-- BEGIN Raw data --

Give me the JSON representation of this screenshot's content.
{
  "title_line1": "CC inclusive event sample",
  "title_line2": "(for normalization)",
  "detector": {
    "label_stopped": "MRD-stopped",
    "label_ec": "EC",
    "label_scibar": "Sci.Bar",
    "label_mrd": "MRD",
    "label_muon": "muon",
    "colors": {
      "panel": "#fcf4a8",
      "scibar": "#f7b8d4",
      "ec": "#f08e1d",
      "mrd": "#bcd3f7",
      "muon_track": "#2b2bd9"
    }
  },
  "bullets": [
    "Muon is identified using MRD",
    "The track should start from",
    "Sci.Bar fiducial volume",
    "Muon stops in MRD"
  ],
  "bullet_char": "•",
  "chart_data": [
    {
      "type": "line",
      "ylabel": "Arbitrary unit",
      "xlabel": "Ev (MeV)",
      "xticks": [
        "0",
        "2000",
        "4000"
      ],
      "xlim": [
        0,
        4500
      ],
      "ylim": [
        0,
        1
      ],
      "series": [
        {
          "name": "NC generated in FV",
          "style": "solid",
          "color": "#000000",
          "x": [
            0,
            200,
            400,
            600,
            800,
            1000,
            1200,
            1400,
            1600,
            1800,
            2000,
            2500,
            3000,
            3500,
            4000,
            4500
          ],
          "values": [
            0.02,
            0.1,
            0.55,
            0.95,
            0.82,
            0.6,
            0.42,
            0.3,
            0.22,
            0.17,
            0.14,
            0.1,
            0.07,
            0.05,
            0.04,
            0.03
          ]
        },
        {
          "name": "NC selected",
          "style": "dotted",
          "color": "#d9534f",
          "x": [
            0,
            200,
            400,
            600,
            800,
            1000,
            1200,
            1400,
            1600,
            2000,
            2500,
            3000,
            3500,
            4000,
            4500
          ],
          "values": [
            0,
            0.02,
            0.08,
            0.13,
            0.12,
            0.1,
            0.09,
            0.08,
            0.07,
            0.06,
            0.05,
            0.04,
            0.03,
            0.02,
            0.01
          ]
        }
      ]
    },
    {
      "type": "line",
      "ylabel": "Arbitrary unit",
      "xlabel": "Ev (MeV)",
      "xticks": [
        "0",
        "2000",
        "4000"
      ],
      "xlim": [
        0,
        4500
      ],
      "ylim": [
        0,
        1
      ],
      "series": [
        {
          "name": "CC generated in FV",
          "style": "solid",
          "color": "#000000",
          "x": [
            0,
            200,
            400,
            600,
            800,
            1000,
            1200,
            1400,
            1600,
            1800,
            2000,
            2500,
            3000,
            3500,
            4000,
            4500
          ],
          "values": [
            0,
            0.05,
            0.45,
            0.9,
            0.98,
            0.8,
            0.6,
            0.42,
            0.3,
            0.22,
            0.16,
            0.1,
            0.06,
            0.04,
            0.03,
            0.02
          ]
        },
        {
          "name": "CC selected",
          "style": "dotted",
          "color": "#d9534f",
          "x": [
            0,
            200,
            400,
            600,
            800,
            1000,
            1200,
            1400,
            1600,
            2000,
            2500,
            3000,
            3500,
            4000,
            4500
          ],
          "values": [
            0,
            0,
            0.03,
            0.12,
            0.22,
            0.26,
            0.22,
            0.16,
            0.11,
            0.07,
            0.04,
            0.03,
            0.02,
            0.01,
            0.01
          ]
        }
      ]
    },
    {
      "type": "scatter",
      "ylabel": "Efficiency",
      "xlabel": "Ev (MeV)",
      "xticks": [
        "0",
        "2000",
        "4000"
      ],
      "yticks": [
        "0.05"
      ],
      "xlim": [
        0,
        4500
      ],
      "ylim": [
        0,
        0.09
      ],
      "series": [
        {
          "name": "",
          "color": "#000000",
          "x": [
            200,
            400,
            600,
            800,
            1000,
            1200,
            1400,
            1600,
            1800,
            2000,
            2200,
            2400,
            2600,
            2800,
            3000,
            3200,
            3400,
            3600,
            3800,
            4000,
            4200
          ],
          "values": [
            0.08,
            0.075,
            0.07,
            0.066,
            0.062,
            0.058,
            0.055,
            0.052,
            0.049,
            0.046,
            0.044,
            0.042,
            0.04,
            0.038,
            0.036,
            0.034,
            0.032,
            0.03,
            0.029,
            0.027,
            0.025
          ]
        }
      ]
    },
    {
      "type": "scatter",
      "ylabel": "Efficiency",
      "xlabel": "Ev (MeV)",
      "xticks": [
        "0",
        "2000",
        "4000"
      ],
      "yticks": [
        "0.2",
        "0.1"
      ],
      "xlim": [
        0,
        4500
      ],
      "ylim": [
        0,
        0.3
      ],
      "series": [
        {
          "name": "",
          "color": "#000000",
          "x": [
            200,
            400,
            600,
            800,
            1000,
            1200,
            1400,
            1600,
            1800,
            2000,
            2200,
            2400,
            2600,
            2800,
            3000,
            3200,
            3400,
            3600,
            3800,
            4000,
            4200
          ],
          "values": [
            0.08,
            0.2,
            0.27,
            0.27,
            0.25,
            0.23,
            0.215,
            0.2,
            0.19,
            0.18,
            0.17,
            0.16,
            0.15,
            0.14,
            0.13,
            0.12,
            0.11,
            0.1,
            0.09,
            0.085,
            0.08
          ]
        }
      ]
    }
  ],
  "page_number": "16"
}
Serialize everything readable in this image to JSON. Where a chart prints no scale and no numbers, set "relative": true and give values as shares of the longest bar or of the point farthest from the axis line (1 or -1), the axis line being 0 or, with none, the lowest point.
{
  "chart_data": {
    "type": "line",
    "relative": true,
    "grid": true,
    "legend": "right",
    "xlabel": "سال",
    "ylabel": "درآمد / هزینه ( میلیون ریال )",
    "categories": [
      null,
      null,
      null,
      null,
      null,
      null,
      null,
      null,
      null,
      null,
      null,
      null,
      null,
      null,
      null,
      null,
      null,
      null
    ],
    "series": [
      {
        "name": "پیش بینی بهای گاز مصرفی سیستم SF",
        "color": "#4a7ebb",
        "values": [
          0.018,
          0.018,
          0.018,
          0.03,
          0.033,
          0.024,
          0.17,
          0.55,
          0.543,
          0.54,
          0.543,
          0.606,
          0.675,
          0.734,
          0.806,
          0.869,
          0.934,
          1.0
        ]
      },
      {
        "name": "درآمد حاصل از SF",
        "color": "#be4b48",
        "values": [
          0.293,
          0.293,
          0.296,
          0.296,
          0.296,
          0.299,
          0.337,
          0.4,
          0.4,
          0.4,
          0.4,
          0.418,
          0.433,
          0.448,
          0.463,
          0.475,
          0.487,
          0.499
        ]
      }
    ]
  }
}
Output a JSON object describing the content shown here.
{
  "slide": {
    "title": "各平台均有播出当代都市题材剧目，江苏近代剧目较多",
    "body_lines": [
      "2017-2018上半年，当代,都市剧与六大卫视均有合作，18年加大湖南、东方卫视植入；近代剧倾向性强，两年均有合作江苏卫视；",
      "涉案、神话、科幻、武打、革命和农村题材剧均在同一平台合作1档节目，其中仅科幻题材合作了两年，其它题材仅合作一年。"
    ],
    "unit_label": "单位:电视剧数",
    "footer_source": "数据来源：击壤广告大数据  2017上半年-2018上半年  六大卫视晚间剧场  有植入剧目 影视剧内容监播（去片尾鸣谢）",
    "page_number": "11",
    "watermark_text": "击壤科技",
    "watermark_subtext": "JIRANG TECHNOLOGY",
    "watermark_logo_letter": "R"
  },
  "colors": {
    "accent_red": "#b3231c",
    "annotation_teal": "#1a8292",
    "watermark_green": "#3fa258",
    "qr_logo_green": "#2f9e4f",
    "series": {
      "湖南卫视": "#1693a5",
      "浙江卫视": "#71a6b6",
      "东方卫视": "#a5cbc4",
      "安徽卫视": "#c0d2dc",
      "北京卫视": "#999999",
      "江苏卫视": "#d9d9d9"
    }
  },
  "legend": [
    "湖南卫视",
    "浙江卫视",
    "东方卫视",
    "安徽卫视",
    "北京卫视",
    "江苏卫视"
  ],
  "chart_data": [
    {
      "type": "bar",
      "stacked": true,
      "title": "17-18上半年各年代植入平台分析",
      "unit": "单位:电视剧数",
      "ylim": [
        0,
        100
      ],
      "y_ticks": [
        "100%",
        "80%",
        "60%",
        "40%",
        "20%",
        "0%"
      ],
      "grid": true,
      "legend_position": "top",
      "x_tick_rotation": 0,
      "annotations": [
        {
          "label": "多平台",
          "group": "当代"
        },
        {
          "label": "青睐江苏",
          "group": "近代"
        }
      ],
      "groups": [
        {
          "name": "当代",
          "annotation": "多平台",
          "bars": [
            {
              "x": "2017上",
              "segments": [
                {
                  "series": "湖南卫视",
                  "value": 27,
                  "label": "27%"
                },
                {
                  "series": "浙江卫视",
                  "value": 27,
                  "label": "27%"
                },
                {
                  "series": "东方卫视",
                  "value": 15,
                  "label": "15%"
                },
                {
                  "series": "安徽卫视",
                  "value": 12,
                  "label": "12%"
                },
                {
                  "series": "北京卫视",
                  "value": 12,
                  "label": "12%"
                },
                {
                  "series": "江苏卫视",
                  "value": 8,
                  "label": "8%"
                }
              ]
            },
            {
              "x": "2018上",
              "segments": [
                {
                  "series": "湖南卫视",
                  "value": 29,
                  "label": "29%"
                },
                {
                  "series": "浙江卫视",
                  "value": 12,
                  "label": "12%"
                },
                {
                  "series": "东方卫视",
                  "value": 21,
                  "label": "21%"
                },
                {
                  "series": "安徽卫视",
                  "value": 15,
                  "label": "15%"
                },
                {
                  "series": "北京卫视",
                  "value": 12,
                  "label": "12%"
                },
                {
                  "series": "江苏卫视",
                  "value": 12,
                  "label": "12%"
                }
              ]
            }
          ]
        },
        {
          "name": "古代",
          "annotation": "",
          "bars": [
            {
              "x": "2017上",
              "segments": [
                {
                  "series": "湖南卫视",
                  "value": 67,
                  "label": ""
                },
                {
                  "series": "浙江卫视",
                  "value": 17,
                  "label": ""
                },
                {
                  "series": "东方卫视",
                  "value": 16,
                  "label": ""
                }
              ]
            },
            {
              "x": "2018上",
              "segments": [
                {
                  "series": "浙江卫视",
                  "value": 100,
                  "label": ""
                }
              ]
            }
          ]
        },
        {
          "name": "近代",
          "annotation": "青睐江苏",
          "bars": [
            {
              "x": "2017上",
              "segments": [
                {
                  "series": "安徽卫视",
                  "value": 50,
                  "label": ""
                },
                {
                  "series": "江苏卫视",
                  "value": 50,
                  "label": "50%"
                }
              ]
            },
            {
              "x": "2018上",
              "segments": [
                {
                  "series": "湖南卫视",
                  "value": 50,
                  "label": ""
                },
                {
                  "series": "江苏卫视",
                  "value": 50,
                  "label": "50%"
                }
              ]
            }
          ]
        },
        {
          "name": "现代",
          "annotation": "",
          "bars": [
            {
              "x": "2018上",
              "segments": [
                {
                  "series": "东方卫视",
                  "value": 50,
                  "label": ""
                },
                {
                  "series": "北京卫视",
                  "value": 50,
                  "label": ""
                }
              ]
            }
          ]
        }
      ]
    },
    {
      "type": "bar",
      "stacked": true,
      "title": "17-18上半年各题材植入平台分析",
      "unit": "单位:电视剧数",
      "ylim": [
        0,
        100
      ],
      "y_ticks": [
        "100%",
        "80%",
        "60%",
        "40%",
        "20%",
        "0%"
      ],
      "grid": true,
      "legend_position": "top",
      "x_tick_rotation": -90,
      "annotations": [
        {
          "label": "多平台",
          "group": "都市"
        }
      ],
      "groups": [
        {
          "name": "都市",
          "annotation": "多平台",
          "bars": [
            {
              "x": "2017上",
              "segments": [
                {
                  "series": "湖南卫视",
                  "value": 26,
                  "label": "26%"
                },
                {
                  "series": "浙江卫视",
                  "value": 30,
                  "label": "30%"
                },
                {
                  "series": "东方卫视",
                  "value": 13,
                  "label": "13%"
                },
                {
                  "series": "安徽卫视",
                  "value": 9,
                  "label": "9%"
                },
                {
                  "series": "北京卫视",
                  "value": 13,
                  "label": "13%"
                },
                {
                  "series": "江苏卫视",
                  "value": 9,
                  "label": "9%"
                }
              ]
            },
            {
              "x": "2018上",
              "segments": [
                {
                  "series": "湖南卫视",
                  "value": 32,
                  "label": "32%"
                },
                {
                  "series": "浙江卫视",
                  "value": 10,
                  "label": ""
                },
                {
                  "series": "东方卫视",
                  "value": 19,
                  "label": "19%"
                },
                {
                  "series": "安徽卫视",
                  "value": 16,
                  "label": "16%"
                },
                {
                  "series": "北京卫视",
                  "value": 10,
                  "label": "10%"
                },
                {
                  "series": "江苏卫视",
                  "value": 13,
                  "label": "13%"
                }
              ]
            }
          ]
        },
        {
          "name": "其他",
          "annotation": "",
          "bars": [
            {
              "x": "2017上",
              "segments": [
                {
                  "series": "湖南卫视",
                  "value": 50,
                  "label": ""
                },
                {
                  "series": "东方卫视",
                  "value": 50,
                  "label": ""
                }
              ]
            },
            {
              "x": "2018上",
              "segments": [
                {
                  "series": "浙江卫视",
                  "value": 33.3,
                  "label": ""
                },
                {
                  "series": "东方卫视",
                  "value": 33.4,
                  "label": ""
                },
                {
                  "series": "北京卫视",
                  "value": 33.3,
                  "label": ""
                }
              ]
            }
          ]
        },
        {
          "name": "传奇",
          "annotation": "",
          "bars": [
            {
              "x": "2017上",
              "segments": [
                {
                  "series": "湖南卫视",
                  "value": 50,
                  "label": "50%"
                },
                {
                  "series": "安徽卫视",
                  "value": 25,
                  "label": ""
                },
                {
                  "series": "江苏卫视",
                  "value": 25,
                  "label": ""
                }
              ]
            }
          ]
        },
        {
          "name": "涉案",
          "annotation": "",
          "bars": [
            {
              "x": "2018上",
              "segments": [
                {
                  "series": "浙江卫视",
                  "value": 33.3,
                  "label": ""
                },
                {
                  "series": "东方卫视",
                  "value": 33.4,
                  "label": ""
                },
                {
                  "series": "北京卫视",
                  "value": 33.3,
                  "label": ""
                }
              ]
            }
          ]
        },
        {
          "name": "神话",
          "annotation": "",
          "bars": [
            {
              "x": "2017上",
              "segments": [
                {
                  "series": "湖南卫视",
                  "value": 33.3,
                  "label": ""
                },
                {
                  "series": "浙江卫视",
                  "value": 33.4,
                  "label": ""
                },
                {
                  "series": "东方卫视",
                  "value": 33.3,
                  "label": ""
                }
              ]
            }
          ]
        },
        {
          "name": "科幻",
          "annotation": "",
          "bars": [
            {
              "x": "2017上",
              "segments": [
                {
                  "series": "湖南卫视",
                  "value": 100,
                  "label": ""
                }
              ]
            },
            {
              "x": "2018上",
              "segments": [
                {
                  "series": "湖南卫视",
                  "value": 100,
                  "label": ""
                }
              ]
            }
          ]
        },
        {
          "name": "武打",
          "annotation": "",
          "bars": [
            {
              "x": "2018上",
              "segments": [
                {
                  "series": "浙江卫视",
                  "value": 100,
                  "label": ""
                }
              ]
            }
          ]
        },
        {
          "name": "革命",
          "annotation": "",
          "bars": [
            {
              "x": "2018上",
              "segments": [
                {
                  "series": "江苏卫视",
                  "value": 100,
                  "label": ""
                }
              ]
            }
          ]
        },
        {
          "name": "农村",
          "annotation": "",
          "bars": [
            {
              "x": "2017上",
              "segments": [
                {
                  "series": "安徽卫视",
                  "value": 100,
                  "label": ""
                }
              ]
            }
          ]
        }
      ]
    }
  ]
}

-- END Raw data --

_Exercise aim_
Copy every line from the entries that contains the word "درآمد".

_Result of this task_
    "ylabel": "درآمد / هزینه ( میلیون ریال )",
        "name": "درآمد حاصل از SF",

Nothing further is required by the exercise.